RECORDS FOR PROCESSING:
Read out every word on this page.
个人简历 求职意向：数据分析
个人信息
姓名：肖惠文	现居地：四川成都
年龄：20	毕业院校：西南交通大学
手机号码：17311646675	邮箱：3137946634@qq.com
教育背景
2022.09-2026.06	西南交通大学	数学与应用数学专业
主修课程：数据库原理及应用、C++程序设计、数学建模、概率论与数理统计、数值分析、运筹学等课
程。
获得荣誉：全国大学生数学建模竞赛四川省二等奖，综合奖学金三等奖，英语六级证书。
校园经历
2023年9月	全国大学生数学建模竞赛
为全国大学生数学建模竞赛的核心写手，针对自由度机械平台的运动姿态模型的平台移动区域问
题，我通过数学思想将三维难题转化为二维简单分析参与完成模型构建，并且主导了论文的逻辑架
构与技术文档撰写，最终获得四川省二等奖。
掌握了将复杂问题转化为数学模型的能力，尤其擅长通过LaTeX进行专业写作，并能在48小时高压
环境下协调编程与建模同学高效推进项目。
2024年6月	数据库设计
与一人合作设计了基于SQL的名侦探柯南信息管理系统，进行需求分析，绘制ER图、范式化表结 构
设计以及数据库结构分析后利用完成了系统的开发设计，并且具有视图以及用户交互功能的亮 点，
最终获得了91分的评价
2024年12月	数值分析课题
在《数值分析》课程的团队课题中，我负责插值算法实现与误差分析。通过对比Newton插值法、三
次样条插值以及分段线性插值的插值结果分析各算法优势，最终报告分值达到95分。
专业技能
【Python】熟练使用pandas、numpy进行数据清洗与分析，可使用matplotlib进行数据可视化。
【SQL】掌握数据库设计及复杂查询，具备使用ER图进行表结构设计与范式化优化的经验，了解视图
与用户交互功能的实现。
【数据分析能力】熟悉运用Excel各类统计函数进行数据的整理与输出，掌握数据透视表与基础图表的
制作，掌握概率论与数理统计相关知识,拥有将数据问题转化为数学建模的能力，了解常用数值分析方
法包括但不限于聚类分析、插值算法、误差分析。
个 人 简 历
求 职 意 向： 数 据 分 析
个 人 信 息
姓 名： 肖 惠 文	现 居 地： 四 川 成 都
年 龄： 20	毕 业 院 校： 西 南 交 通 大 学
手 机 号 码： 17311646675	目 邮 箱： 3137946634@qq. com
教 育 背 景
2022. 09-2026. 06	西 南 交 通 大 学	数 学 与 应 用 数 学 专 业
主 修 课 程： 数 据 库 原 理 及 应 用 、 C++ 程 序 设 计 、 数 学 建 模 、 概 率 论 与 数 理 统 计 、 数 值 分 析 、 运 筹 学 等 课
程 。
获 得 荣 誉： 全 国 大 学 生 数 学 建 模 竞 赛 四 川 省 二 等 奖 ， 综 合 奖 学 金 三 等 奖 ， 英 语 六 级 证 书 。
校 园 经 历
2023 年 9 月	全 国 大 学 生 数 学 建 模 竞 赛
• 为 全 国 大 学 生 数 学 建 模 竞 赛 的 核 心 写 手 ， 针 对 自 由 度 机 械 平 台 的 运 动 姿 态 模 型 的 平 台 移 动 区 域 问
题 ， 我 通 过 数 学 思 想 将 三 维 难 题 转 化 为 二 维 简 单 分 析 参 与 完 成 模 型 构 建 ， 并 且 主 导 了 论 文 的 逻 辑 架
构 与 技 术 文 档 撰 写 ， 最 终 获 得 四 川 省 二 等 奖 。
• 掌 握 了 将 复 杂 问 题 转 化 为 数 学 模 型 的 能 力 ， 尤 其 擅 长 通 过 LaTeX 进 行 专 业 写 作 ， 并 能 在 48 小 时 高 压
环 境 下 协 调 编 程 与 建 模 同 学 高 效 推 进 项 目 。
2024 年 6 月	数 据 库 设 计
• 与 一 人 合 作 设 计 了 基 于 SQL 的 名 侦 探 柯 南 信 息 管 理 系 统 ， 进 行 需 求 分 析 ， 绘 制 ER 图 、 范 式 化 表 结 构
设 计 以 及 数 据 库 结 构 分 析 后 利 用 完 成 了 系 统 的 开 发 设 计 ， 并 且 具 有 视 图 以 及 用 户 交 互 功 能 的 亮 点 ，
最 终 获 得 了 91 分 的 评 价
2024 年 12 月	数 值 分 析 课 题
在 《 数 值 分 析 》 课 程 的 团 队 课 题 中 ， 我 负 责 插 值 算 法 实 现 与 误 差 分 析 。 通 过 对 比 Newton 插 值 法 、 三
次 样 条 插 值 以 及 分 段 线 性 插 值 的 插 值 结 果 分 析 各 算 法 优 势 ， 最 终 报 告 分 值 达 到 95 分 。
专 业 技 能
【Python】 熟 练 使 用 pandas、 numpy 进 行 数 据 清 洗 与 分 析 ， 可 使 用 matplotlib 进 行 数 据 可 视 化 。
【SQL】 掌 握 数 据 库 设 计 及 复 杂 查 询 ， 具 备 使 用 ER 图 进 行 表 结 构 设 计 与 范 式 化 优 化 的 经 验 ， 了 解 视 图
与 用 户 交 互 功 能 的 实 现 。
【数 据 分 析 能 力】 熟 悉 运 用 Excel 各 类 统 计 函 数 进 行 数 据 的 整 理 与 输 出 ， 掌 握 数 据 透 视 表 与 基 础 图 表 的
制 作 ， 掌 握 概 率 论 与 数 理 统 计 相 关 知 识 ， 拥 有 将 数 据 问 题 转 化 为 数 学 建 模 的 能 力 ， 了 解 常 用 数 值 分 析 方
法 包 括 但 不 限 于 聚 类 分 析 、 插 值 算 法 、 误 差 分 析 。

WRITTEN TASK: Read the entries and show each line that mentions "Python".

TASK RESPONSE:
【Python】熟练使用pandas、numpy进行数据清洗与分析，可使用matplotlib进行数据可视化。
【Python】 熟 练 使 用 pandas、 numpy 进 行 数 据 清 洗 与 分 析 ， 可 使 用 matplotlib 进 行 数 据 可 视 化 。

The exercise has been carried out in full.